• _Goal of the exercise_
Collect each line of the entries that holds the string "page".

Raw records:
>>
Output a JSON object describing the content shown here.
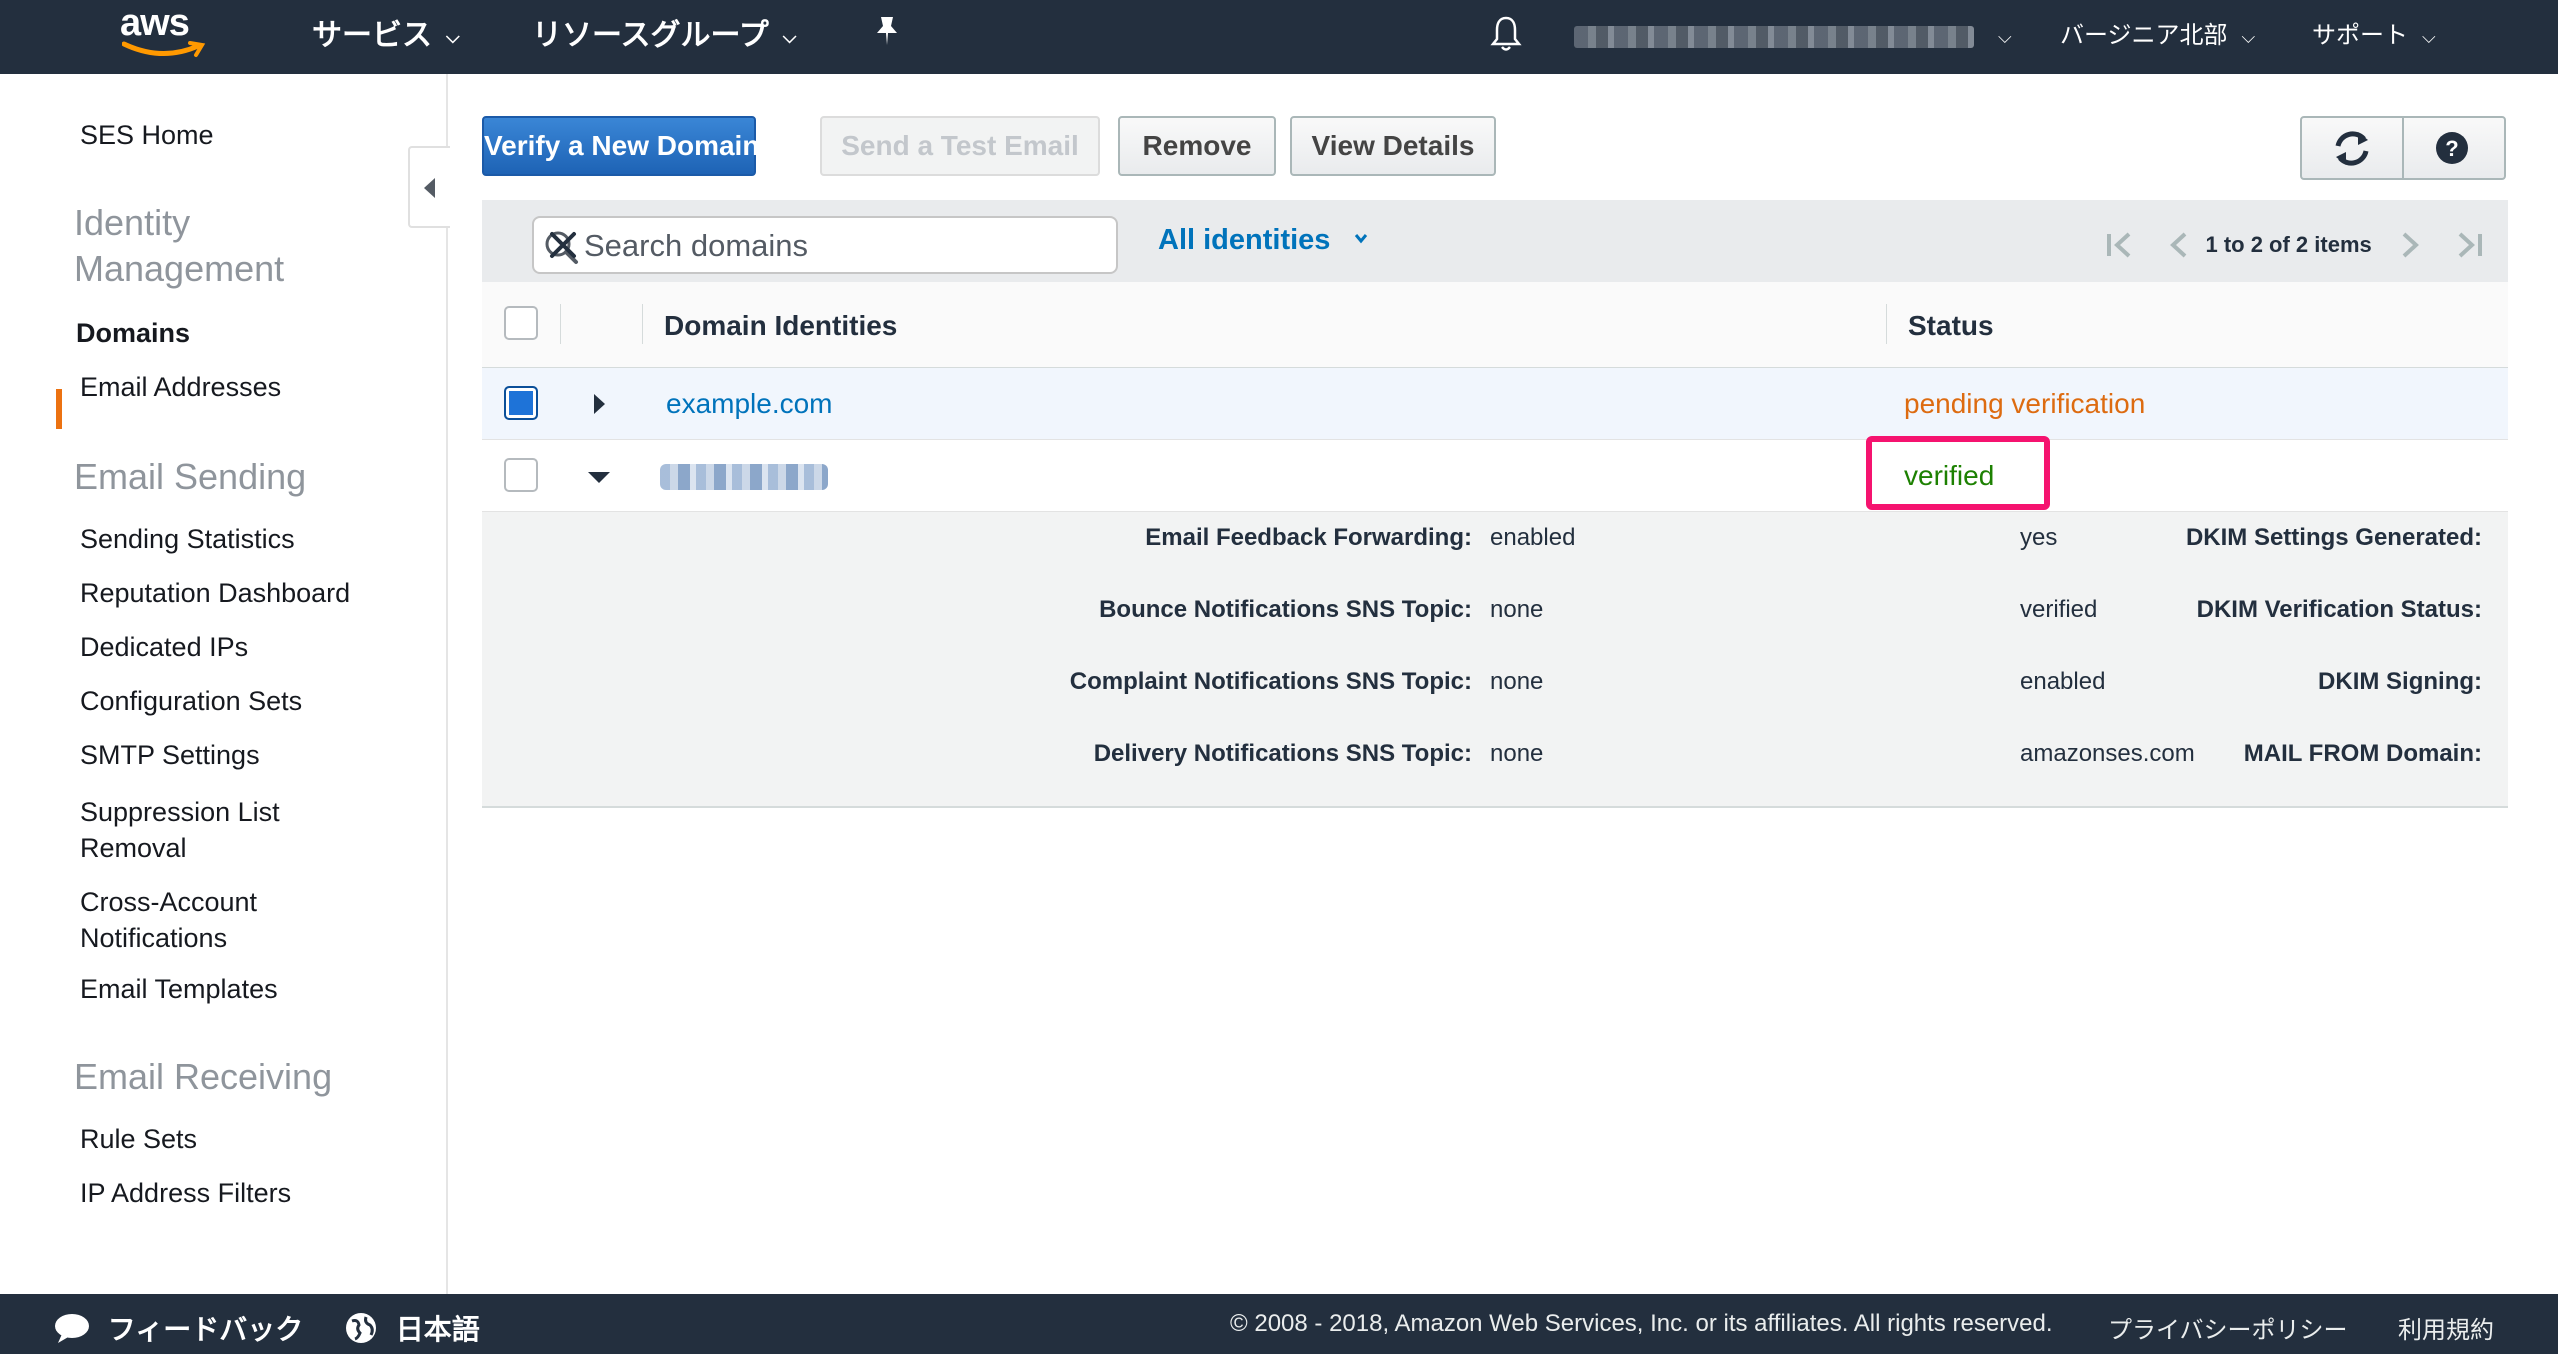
{
  "topnav": {
    "logo_text": "aws",
    "services_label": "サービス",
    "resource_groups_label": "リソースグループ",
    "region_label": "バージニア北部",
    "support_label": "サポート"
  },
  "sidebar": {
    "home": "SES Home",
    "sections": [
      {
        "title": "Identity Management",
        "items": [
          "Domains",
          "Email Addresses"
        ]
      },
      {
        "title": "Email Sending",
        "items": [
          "Sending Statistics",
          "Reputation Dashboard",
          "Dedicated IPs",
          "Configuration Sets",
          "SMTP Settings",
          "Suppression List Removal",
          "Cross-Account Notifications",
          "Email Templates"
        ]
      },
      {
        "title": "Email Receiving",
        "items": [
          "Rule Sets",
          "IP Address Filters"
        ]
      }
    ],
    "active_item": "Domains"
  },
  "toolbar": {
    "verify_label": "Verify a New Domain",
    "test_email_label": "Send a Test Email",
    "remove_label": "Remove",
    "details_label": "View Details"
  },
  "filter": {
    "search_placeholder": "Search domains",
    "dropdown_label": "All identities",
    "pagination": "1 to 2 of 2 items"
  },
  "table": {
    "columns": [
      "Domain Identities",
      "Status"
    ],
    "rows": [
      {
        "domain": "example.com",
        "status": "pending verification",
        "selected": true,
        "expanded": false
      },
      {
        "domain": "",
        "status": "verified",
        "selected": false,
        "expanded": true
      }
    ]
  },
  "details": {
    "left": [
      {
        "key": "Email Feedback Forwarding:",
        "value": "enabled"
      },
      {
        "key": "Bounce Notifications SNS Topic:",
        "value": "none"
      },
      {
        "key": "Complaint Notifications SNS Topic:",
        "value": "none"
      },
      {
        "key": "Delivery Notifications SNS Topic:",
        "value": "none"
      }
    ],
    "right": [
      {
        "key": "DKIM Settings Generated:",
        "value": "yes"
      },
      {
        "key": "DKIM Verification Status:",
        "value": "verified"
      },
      {
        "key": "DKIM Signing:",
        "value": "enabled"
      },
      {
        "key": "MAIL FROM Domain:",
        "value": "amazonses.com"
      }
    ]
  },
  "footer": {
    "feedback_label": "フィードバック",
    "language_label": "日本語",
    "copyright": "© 2008 - 2018, Amazon Web Services, Inc. or its affiliates. All rights reserved.",
    "privacy_label": "プライバシーポリシー",
    "terms_label": "利用規約"
  },
  "colors": {
    "nav_bg": "#232f3e",
    "primary_button": "#1e63b5",
    "link": "#0073bb",
    "pending": "#dd6b10",
    "verified": "#1d8102",
    "active_marker": "#ec7211",
    "highlight_box": "#f5136f"
  },
  "icons": [
    "aws-smile-icon",
    "chevron-down-icon",
    "pin-icon",
    "bell-icon",
    "refresh-icon",
    "help-icon",
    "search-icon",
    "close-icon",
    "first-page-icon",
    "prev-page-icon",
    "next-page-icon",
    "last-page-icon",
    "expand-icon",
    "collapse-icon",
    "chat-icon",
    "globe-icon"
  ]
}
<<
• _Response to the exercise_
    "first-page-icon",
    "prev-page-icon",
    "next-page-icon",
    "last-page-icon",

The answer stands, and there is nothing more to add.